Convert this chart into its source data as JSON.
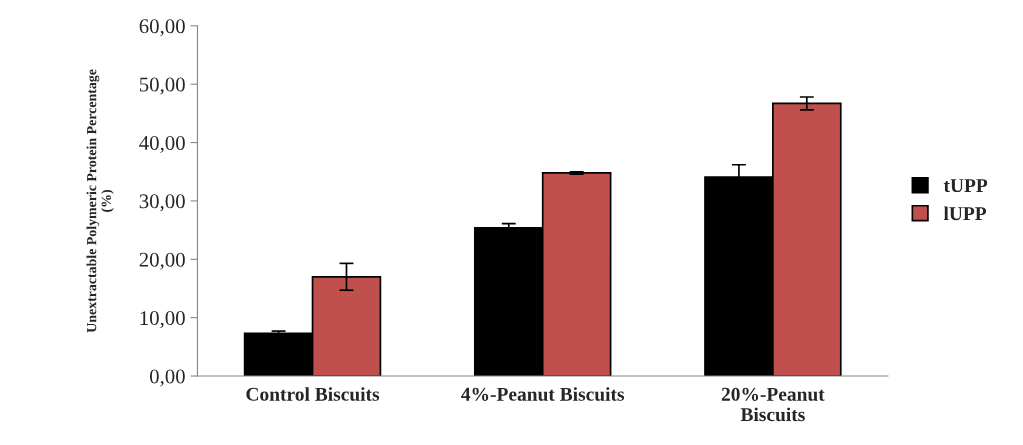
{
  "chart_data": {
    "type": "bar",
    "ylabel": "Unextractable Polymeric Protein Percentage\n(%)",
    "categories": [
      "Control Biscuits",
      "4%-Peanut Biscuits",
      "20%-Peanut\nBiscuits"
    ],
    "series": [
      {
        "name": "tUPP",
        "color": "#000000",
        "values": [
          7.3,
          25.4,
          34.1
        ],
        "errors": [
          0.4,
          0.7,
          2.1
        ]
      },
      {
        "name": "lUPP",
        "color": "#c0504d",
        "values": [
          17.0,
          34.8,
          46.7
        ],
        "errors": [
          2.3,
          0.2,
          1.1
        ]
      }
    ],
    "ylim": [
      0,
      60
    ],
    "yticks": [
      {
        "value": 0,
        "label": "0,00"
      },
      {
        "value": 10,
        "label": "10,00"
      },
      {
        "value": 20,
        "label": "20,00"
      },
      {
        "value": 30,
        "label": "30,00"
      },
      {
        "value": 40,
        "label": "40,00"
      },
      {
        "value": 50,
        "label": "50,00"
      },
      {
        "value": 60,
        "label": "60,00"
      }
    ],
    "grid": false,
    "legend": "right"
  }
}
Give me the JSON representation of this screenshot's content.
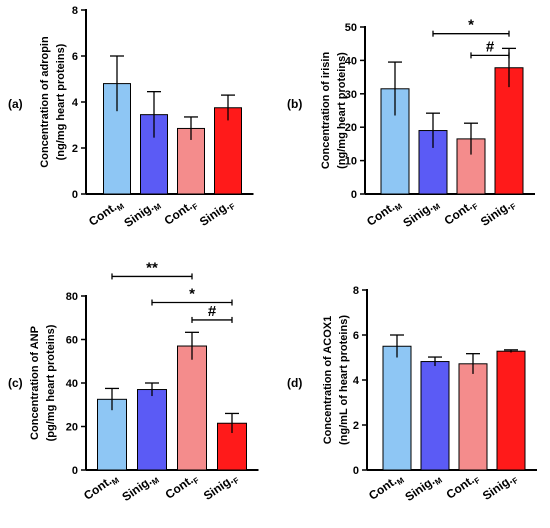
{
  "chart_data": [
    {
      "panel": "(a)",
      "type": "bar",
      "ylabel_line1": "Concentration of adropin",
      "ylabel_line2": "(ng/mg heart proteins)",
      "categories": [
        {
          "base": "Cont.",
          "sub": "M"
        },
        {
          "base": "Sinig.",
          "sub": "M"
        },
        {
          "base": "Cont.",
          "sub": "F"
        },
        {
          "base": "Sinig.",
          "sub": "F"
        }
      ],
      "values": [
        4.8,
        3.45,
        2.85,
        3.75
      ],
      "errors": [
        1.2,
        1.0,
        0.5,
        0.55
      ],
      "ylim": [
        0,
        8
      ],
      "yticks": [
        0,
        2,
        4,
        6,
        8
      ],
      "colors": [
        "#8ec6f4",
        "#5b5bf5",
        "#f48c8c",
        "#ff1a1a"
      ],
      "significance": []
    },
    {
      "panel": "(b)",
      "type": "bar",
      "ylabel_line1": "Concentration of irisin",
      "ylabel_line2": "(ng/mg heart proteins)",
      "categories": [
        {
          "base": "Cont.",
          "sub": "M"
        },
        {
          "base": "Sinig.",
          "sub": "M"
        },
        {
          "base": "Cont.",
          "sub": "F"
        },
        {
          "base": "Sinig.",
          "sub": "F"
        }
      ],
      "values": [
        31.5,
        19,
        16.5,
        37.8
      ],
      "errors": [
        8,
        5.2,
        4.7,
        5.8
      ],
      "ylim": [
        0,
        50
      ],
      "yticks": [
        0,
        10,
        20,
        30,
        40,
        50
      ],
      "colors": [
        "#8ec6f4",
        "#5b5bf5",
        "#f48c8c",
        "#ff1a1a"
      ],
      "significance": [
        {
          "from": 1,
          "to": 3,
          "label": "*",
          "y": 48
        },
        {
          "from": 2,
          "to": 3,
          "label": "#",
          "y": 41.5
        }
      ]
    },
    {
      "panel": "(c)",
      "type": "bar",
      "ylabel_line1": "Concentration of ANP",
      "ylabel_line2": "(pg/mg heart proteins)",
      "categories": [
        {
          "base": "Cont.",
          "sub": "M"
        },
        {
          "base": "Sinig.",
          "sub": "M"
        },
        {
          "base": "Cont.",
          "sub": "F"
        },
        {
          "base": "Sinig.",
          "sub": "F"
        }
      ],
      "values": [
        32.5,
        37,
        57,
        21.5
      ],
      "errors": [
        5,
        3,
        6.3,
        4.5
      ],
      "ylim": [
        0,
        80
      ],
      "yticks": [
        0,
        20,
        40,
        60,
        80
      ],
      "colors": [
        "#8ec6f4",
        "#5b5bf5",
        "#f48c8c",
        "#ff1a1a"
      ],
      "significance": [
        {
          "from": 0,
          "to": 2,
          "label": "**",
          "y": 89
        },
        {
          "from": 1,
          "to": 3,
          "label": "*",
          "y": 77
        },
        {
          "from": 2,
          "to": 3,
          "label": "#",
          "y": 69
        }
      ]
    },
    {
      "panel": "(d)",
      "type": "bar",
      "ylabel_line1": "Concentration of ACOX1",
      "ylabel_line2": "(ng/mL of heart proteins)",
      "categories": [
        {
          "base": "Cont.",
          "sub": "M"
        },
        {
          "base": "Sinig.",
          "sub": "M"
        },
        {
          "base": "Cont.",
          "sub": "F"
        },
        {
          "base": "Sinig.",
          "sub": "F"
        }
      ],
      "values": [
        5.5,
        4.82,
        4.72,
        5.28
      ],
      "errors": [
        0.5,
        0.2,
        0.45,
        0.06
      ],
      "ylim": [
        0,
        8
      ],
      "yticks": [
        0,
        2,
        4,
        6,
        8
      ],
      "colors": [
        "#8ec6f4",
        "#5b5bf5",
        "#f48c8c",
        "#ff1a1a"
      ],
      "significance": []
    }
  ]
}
- - - - - - -
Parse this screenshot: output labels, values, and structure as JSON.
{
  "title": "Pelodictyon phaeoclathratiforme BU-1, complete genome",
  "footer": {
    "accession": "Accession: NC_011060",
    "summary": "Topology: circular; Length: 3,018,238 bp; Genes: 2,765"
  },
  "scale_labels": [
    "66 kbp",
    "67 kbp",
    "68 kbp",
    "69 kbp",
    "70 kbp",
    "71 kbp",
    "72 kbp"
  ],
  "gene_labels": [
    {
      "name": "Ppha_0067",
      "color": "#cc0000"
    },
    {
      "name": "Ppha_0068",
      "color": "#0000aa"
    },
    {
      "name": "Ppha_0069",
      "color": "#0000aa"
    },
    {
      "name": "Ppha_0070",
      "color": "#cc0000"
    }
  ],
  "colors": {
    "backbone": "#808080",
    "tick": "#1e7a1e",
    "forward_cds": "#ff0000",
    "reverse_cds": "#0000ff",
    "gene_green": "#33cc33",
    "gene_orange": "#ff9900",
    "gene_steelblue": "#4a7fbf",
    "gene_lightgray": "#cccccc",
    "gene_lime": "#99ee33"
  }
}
- - - - - - -
▶ WHAT THE EXERCISE ASKS
Would you please copy each line of the listing that contains the word "JSON"?

▶ RESULT OF THIS TASK
Convert this chart into its source data as JSON.
Give me the JSON representation of this screenshot's content.
Parse this screenshot: output labels, values, and structure as JSON.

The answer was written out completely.